● **Work to be completed**:
Among the lines below, list those containing the string "ауданы".

(Data excerpts)
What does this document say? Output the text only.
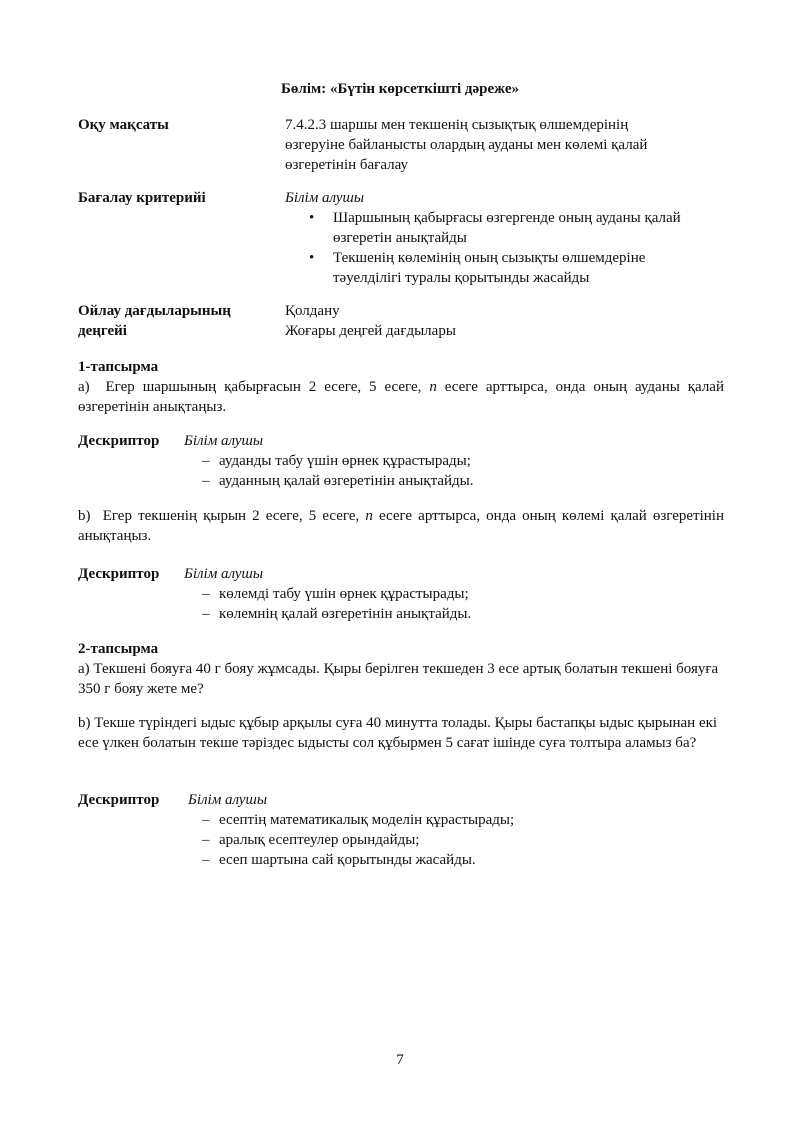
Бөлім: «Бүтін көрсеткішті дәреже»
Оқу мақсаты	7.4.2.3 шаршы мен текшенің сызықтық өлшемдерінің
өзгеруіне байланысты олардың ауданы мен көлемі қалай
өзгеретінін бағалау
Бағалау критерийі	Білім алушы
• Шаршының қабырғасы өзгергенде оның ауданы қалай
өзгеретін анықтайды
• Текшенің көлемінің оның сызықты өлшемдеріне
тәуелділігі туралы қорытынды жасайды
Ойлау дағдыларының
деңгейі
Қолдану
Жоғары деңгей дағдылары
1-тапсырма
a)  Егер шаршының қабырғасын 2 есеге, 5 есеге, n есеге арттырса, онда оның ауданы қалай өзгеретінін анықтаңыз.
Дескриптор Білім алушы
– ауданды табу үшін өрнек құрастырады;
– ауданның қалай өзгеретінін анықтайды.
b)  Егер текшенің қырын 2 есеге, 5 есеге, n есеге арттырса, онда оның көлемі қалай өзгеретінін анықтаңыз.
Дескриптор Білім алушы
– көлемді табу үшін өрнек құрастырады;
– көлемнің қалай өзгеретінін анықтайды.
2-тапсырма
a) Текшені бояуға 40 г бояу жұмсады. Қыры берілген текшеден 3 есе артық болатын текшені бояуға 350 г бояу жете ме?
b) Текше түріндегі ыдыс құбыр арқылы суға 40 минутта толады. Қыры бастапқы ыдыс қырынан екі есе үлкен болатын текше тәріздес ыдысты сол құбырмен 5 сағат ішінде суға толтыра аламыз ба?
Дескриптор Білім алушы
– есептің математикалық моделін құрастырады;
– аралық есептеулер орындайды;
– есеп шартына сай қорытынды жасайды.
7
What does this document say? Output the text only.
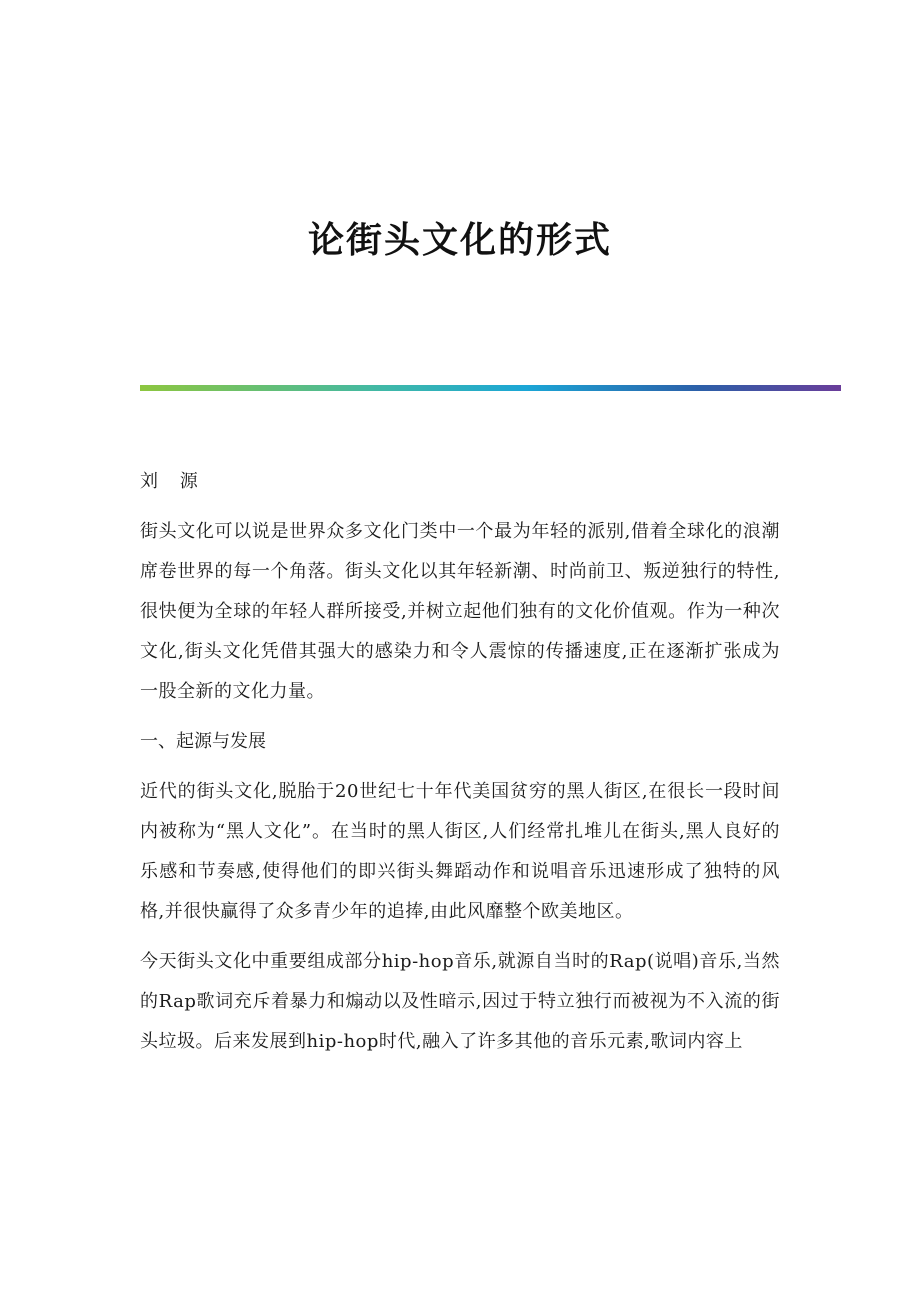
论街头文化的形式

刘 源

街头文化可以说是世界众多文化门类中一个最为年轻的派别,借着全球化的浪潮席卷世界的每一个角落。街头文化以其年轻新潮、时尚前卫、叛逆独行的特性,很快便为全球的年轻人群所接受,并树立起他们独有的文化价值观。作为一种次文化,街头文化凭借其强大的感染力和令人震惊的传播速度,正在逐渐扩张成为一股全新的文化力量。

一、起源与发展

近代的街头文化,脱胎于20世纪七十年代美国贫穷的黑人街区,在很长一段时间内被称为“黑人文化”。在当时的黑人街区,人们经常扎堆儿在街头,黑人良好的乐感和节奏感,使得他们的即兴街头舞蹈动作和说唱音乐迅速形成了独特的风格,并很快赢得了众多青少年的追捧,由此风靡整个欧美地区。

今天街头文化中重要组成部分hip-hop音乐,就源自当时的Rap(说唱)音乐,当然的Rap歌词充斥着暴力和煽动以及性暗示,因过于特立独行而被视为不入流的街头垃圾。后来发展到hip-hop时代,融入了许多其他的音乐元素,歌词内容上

...

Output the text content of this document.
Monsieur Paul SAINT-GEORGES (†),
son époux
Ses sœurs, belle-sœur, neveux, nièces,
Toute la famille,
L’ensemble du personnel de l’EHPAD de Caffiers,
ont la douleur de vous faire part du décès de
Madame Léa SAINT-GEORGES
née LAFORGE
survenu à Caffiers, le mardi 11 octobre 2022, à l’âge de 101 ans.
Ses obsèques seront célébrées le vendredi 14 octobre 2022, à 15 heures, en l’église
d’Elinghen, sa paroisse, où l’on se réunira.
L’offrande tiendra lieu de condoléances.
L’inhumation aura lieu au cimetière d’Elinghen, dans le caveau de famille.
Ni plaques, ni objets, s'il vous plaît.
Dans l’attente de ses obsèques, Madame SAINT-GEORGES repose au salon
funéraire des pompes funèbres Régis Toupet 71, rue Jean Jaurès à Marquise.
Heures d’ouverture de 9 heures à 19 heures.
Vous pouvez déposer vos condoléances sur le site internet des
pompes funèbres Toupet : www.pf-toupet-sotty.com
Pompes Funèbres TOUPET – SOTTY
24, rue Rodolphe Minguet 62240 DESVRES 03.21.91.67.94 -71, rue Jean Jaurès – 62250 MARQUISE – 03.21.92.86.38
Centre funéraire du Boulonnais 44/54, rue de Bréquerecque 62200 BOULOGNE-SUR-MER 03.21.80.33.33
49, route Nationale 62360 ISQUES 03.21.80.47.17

● **Worked solution**:
өзгеруіне байланысты олардың ауданы мен көлемі қалай
• Шаршының қабырғасы өзгергенде оның ауданы қалай
a)  Егер шаршының қабырғасын 2 есеге, 5 есеге, n есеге арттырса, онда оның ауданы қалай өзгеретінін анықтаңыз.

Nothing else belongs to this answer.